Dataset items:
****************

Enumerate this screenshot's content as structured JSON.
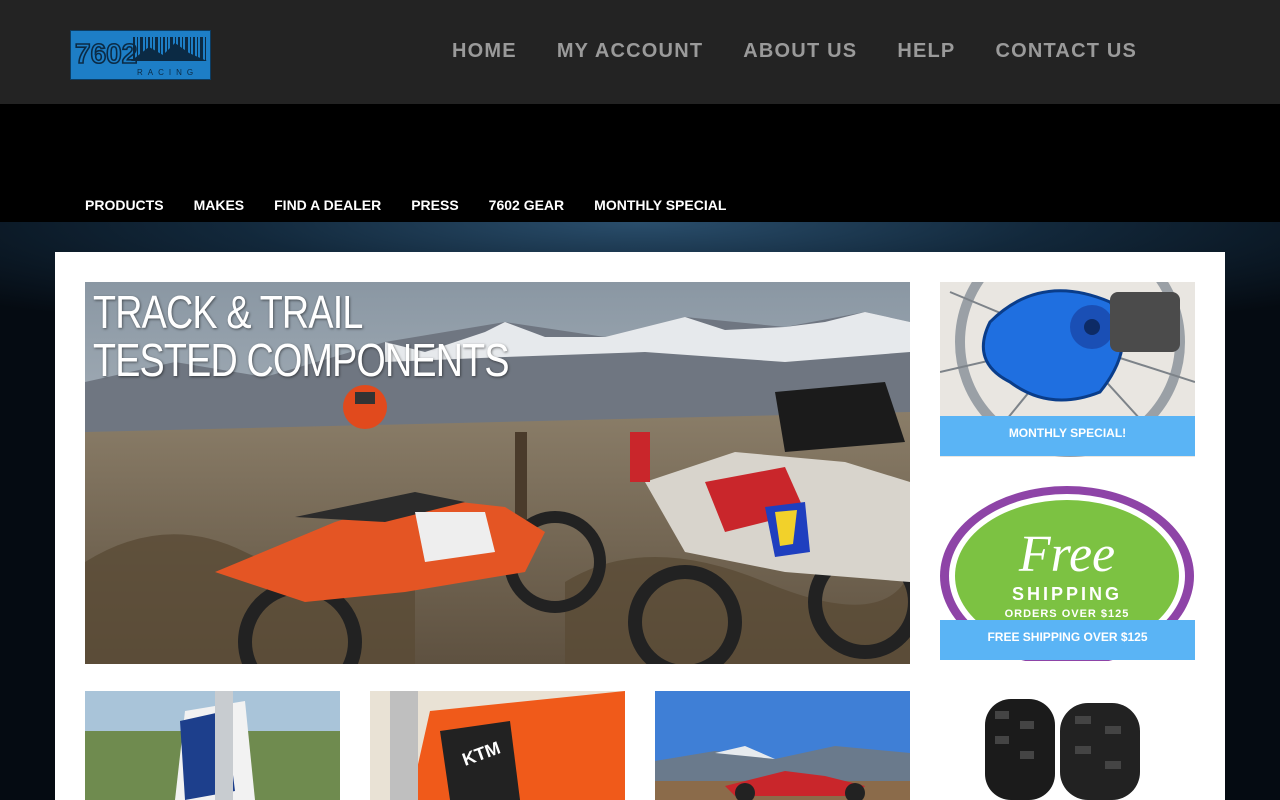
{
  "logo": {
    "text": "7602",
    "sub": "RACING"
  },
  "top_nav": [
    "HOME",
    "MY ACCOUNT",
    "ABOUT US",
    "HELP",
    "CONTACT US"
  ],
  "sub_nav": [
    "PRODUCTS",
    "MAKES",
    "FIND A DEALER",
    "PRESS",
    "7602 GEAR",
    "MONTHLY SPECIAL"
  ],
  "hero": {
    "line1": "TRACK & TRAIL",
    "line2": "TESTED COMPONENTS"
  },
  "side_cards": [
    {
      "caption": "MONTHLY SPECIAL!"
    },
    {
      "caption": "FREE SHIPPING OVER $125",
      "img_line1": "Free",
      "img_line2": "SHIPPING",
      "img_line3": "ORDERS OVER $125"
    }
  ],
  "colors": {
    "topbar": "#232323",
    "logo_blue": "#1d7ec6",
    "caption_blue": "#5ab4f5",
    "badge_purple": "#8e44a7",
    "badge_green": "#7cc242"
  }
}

****************

» **Directions**
Compute how many lines include the string "MONTHLY", then give that number by itself.

» **Full solution**
2